*THE TASK:* Extract all of the entries and set them down verbatim.

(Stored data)
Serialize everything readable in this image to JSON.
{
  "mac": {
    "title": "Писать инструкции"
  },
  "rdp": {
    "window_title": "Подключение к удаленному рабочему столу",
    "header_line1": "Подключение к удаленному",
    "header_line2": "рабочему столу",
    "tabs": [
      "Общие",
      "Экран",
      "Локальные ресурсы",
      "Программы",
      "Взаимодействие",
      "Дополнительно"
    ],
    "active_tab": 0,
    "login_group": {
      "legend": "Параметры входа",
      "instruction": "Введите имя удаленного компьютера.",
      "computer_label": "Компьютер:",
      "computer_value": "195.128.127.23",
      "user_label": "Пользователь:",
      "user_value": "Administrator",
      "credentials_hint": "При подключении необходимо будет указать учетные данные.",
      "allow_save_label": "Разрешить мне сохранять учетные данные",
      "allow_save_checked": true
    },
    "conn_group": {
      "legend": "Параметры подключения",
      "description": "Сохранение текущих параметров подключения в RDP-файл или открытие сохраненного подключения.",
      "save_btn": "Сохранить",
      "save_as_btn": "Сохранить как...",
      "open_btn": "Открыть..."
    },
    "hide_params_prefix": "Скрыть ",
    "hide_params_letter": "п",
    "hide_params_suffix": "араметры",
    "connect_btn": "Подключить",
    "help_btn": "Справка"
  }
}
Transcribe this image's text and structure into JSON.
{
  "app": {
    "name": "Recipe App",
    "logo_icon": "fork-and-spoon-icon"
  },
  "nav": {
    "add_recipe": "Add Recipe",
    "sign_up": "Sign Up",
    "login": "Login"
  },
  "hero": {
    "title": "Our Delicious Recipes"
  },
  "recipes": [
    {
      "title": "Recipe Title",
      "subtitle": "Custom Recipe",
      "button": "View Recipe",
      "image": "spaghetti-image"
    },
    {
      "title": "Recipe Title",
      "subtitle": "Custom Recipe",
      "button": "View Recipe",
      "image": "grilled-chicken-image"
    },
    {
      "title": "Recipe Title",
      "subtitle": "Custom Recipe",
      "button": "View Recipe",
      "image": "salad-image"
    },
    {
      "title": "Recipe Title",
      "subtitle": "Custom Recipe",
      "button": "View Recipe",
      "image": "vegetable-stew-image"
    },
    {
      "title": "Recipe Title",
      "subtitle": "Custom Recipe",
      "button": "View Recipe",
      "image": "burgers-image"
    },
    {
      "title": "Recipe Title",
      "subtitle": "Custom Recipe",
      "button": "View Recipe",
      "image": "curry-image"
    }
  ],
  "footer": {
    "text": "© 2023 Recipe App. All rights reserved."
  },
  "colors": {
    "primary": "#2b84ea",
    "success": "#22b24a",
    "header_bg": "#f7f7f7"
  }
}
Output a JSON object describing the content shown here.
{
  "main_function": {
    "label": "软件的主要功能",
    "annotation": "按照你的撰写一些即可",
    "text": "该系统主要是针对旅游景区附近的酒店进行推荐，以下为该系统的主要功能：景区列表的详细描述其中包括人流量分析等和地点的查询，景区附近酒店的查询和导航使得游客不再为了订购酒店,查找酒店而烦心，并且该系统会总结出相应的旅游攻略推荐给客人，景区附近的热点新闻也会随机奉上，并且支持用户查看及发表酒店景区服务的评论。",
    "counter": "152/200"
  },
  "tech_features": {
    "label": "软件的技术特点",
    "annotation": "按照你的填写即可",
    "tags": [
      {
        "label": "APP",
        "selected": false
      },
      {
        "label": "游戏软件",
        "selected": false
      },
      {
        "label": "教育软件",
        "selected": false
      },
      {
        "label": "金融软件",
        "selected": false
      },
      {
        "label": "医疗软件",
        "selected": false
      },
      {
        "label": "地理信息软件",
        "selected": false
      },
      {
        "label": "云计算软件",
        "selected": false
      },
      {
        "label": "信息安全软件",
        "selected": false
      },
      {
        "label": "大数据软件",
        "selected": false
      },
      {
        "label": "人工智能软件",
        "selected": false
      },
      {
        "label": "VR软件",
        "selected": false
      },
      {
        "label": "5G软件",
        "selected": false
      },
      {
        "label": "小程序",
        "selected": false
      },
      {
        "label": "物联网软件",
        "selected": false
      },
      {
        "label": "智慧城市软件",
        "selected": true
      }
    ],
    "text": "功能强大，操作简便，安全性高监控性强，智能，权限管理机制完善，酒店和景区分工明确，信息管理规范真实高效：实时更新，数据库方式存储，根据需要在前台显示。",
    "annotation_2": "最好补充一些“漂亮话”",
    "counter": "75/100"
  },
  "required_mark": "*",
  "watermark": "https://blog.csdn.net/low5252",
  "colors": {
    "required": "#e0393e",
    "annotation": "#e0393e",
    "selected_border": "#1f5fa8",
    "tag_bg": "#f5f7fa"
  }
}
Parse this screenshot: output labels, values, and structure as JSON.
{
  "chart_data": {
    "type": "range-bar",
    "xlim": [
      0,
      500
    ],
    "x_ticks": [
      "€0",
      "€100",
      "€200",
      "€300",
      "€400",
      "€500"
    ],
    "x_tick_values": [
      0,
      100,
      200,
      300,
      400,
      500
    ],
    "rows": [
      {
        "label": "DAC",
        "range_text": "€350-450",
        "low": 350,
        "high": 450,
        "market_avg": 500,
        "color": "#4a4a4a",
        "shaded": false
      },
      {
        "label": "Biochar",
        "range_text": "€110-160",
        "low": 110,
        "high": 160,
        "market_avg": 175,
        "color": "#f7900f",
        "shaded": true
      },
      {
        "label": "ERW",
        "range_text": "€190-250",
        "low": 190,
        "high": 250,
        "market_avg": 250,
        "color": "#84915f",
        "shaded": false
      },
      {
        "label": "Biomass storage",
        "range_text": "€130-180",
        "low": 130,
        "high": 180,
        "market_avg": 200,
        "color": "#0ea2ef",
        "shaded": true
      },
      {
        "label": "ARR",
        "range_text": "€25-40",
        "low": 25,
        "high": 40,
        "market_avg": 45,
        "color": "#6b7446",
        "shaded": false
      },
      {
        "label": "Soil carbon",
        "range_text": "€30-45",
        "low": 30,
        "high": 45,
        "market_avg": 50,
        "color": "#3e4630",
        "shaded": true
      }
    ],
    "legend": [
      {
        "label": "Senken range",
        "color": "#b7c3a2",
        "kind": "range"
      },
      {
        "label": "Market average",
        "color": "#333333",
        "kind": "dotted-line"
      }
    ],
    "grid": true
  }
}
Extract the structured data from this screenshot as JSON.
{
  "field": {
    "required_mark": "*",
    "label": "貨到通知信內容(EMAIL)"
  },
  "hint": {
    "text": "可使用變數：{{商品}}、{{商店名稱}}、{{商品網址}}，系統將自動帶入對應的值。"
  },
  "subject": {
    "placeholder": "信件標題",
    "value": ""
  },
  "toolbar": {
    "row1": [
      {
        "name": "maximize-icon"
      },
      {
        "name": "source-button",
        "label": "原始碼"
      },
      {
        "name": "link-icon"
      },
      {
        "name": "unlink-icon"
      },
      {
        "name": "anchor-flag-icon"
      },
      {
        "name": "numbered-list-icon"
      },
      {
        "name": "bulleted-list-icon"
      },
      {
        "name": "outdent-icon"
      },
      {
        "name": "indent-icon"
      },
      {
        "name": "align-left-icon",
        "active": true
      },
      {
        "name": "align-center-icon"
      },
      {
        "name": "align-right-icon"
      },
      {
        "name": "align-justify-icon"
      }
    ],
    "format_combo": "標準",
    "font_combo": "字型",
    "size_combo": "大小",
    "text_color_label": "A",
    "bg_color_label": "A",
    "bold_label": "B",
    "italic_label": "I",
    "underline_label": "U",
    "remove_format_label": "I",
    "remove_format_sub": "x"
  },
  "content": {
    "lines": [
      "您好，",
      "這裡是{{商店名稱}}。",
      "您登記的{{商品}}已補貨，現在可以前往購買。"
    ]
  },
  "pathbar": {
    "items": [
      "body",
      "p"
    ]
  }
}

*REPLY TO THE TASK:*
Serialize everything readable in this image to JSON.
{
  "mac": {
    "title": "Писать инструкции"
  },
  "rdp": {
    "window_title": "Подключение к удаленному рабочему столу",
    "header_line1": "Подключение к удаленному",
    "header_line2": "рабочему столу",
    "tabs": [
      "Общие",
      "Экран",
      "Локальные ресурсы",
      "Программы",
      "Взаимодействие",
      "Дополнительно"
    ],
    "active_tab": 0,
    "login_group": {
      "legend": "Параметры входа",
      "instruction": "Введите имя удаленного компьютера.",
      "computer_label": "Компьютер:",
      "computer_value": "195.128.127.23",
      "user_label": "Пользователь:",
      "user_value": "Administrator",
      "credentials_hint": "При подключении необходимо будет указать учетные данные.",
      "allow_save_label": "Разрешить мне сохранять учетные данные",
      "allow_save_checked": true
    },
    "conn_group": {
      "legend": "Параметры подключения",
      "description": "Сохранение текущих параметров подключения в RDP-файл или открытие сохраненного подключения.",
      "save_btn": "Сохранить",
      "save_as_btn": "Сохранить как...",
      "open_btn": "Открыть..."
    },
    "hide_params_prefix": "Скрыть ",
    "hide_params_letter": "п",
    "hide_params_suffix": "араметры",
    "connect_btn": "Подключить",
    "help_btn": "Справка"
  }
}
Transcribe this image's text and structure into JSON.
{
  "app": {
    "name": "Recipe App",
    "logo_icon": "fork-and-spoon-icon"
  },
  "nav": {
    "add_recipe": "Add Recipe",
    "sign_up": "Sign Up",
    "login": "Login"
  },
  "hero": {
    "title": "Our Delicious Recipes"
  },
  "recipes": [
    {
      "title": "Recipe Title",
      "subtitle": "Custom Recipe",
      "button": "View Recipe",
      "image": "spaghetti-image"
    },
    {
      "title": "Recipe Title",
      "subtitle": "Custom Recipe",
      "button": "View Recipe",
      "image": "grilled-chicken-image"
    },
    {
      "title": "Recipe Title",
      "subtitle": "Custom Recipe",
      "button": "View Recipe",
      "image": "salad-image"
    },
    {
      "title": "Recipe Title",
      "subtitle": "Custom Recipe",
      "button": "View Recipe",
      "image": "vegetable-stew-image"
    },
    {
      "title": "Recipe Title",
      "subtitle": "Custom Recipe",
      "button": "View Recipe",
      "image": "burgers-image"
    },
    {
      "title": "Recipe Title",
      "subtitle": "Custom Recipe",
      "button": "View Recipe",
      "image": "curry-image"
    }
  ],
  "footer": {
    "text": "© 2023 Recipe App. All rights reserved."
  },
  "colors": {
    "primary": "#2b84ea",
    "success": "#22b24a",
    "header_bg": "#f7f7f7"
  }
}
Output a JSON object describing the content shown here.
{
  "main_function": {
    "label": "软件的主要功能",
    "annotation": "按照你的撰写一些即可",
    "text": "该系统主要是针对旅游景区附近的酒店进行推荐，以下为该系统的主要功能：景区列表的详细描述其中包括人流量分析等和地点的查询，景区附近酒店的查询和导航使得游客不再为了订购酒店,查找酒店而烦心，并且该系统会总结出相应的旅游攻略推荐给客人，景区附近的热点新闻也会随机奉上，并且支持用户查看及发表酒店景区服务的评论。",
    "counter": "152/200"
  },
  "tech_features": {
    "label": "软件的技术特点",
    "annotation": "按照你的填写即可",
    "tags": [
      {
        "label": "APP",
        "selected": false
      },
      {
        "label": "游戏软件",
        "selected": false
      },
      {
        "label": "教育软件",
        "selected": false
      },
      {
        "label": "金融软件",
        "selected": false
      },
      {
        "label": "医疗软件",
        "selected": false
      },
      {
        "label": "地理信息软件",
        "selected": false
      },
      {
        "label": "云计算软件",
        "selected": false
      },
      {
        "label": "信息安全软件",
        "selected": false
      },
      {
        "label": "大数据软件",
        "selected": false
      },
      {
        "label": "人工智能软件",
        "selected": false
      },
      {
        "label": "VR软件",
        "selected": false
      },
      {
        "label": "5G软件",
        "selected": false
      },
      {
        "label": "小程序",
        "selected": false
      },
      {
        "label": "物联网软件",
        "selected": false
      },
      {
        "label": "智慧城市软件",
        "selected": true
      }
    ],
    "text": "功能强大，操作简便，安全性高监控性强，智能，权限管理机制完善，酒店和景区分工明确，信息管理规范真实高效：实时更新，数据库方式存储，根据需要在前台显示。",
    "annotation_2": "最好补充一些“漂亮话”",
    "counter": "75/100"
  },
  "required_mark": "*",
  "watermark": "https://blog.csdn.net/low5252",
  "colors": {
    "required": "#e0393e",
    "annotation": "#e0393e",
    "selected_border": "#1f5fa8",
    "tag_bg": "#f5f7fa"
  }
}
Parse this screenshot: output labels, values, and structure as JSON.
{
  "chart_data": {
    "type": "range-bar",
    "xlim": [
      0,
      500
    ],
    "x_ticks": [
      "€0",
      "€100",
      "€200",
      "€300",
      "€400",
      "€500"
    ],
    "x_tick_values": [
      0,
      100,
      200,
      300,
      400,
      500
    ],
    "rows": [
      {
        "label": "DAC",
        "range_text": "€350-450",
        "low": 350,
        "high": 450,
        "market_avg": 500,
        "color": "#4a4a4a",
        "shaded": false
      },
      {
        "label": "Biochar",
        "range_text": "€110-160",
        "low": 110,
        "high": 160,
        "market_avg": 175,
        "color": "#f7900f",
        "shaded": true
      },
      {
        "label": "ERW",
        "range_text": "€190-250",
        "low": 190,
        "high": 250,
        "market_avg": 250,
        "color": "#84915f",
        "shaded": false
      },
      {
        "label": "Biomass storage",
        "range_text": "€130-180",
        "low": 130,
        "high": 180,
        "market_avg": 200,
        "color": "#0ea2ef",
        "shaded": true
      },
      {
        "label": "ARR",
        "range_text": "€25-40",
        "low": 25,
        "high": 40,
        "market_avg": 45,
        "color": "#6b7446",
        "shaded": false
      },
      {
        "label": "Soil carbon",
        "range_text": "€30-45",
        "low": 30,
        "high": 45,
        "market_avg": 50,
        "color": "#3e4630",
        "shaded": true
      }
    ],
    "legend": [
      {
        "label": "Senken range",
        "color": "#b7c3a2",
        "kind": "range"
      },
      {
        "label": "Market average",
        "color": "#333333",
        "kind": "dotted-line"
      }
    ],
    "grid": true
  }
}
Extract the structured data from this screenshot as JSON.
{
  "field": {
    "required_mark": "*",
    "label": "貨到通知信內容(EMAIL)"
  },
  "hint": {
    "text": "可使用變數：{{商品}}、{{商店名稱}}、{{商品網址}}，系統將自動帶入對應的值。"
  },
  "subject": {
    "placeholder": "信件標題",
    "value": ""
  },
  "toolbar": {
    "row1": [
      {
        "name": "maximize-icon"
      },
      {
        "name": "source-button",
        "label": "原始碼"
      },
      {
        "name": "link-icon"
      },
      {
        "name": "unlink-icon"
      },
      {
        "name": "anchor-flag-icon"
      },
      {
        "name": "numbered-list-icon"
      },
      {
        "name": "bulleted-list-icon"
      },
      {
        "name": "outdent-icon"
      },
      {
        "name": "indent-icon"
      },
      {
        "name": "align-left-icon",
        "active": true
      },
      {
        "name": "align-center-icon"
      },
      {
        "name": "align-right-icon"
      },
      {
        "name": "align-justify-icon"
      }
    ],
    "format_combo": "標準",
    "font_combo": "字型",
    "size_combo": "大小",
    "text_color_label": "A",
    "bg_color_label": "A",
    "bold_label": "B",
    "italic_label": "I",
    "underline_label": "U",
    "remove_format_label": "I",
    "remove_format_sub": "x"
  },
  "content": {
    "lines": [
      "您好，",
      "這裡是{{商店名稱}}。",
      "您登記的{{商品}}已補貨，現在可以前往購買。"
    ]
  },
  "pathbar": {
    "items": [
      "body",
      "p"
    ]
  }
}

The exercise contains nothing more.